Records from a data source

* Start *

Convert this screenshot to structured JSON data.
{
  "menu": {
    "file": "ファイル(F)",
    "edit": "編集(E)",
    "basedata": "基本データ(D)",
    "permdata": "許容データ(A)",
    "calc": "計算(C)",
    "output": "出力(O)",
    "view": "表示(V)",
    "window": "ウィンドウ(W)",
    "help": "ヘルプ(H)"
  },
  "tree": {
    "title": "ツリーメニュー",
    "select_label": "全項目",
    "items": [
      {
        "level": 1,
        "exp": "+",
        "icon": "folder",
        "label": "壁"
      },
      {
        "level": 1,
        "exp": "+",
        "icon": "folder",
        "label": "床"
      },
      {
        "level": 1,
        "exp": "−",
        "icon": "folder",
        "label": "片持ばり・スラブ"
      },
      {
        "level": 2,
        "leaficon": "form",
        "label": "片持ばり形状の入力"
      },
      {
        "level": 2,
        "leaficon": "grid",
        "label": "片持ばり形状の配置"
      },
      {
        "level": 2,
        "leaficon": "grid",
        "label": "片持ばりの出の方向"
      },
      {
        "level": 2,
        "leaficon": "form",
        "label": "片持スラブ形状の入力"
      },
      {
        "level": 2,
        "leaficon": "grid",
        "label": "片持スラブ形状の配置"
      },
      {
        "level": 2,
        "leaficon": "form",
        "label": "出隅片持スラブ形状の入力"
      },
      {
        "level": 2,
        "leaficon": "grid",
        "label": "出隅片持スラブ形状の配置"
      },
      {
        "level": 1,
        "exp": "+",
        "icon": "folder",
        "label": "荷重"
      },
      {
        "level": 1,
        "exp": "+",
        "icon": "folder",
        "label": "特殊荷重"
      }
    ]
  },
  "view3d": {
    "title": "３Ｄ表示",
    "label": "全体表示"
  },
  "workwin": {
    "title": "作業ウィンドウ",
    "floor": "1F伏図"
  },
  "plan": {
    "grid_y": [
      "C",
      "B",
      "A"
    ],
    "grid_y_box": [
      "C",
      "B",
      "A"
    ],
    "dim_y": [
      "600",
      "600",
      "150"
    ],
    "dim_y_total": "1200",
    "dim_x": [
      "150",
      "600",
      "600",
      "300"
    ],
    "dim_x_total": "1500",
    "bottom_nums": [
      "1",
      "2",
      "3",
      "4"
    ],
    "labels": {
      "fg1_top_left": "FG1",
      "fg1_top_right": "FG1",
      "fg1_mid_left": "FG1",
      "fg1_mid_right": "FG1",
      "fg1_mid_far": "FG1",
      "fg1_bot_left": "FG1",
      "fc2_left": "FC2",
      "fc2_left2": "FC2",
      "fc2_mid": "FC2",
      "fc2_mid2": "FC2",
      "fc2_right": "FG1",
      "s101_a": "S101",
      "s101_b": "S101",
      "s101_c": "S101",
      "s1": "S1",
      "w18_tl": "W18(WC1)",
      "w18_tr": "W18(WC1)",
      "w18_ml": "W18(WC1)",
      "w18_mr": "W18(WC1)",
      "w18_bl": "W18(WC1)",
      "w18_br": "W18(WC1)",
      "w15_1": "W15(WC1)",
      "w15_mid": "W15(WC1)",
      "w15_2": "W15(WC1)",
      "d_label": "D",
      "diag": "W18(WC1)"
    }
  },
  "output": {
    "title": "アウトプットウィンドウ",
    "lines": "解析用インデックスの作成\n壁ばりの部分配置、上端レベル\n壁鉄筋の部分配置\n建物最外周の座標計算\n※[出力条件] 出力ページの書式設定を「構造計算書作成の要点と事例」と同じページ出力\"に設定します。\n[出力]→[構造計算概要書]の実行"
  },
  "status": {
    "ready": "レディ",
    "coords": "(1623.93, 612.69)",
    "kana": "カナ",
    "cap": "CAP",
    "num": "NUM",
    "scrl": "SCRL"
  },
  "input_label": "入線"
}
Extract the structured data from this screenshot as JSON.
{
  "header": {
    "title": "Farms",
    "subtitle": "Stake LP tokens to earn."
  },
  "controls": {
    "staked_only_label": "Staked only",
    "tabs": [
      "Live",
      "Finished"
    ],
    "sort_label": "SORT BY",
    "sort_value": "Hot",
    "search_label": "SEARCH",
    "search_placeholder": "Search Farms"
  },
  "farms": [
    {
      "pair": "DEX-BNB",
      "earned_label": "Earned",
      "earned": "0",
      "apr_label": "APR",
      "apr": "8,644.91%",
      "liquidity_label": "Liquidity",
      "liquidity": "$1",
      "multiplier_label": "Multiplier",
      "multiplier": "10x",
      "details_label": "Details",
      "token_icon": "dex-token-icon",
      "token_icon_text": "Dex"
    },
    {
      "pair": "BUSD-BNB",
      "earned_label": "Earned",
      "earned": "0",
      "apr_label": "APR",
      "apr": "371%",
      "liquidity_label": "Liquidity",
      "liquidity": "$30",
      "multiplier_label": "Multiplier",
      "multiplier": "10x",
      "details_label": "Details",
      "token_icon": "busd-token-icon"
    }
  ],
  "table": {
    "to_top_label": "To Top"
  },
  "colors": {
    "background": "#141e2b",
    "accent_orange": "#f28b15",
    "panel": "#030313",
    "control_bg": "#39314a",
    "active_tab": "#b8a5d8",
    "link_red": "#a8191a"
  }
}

* End *

**PROBLEM TO SOLVE**
Copy all lines from the listing that contain "this".

**SOLUTION BELOW**
Convert this screenshot to structured JSON data.
Extract the structured data from this screenshot as JSON.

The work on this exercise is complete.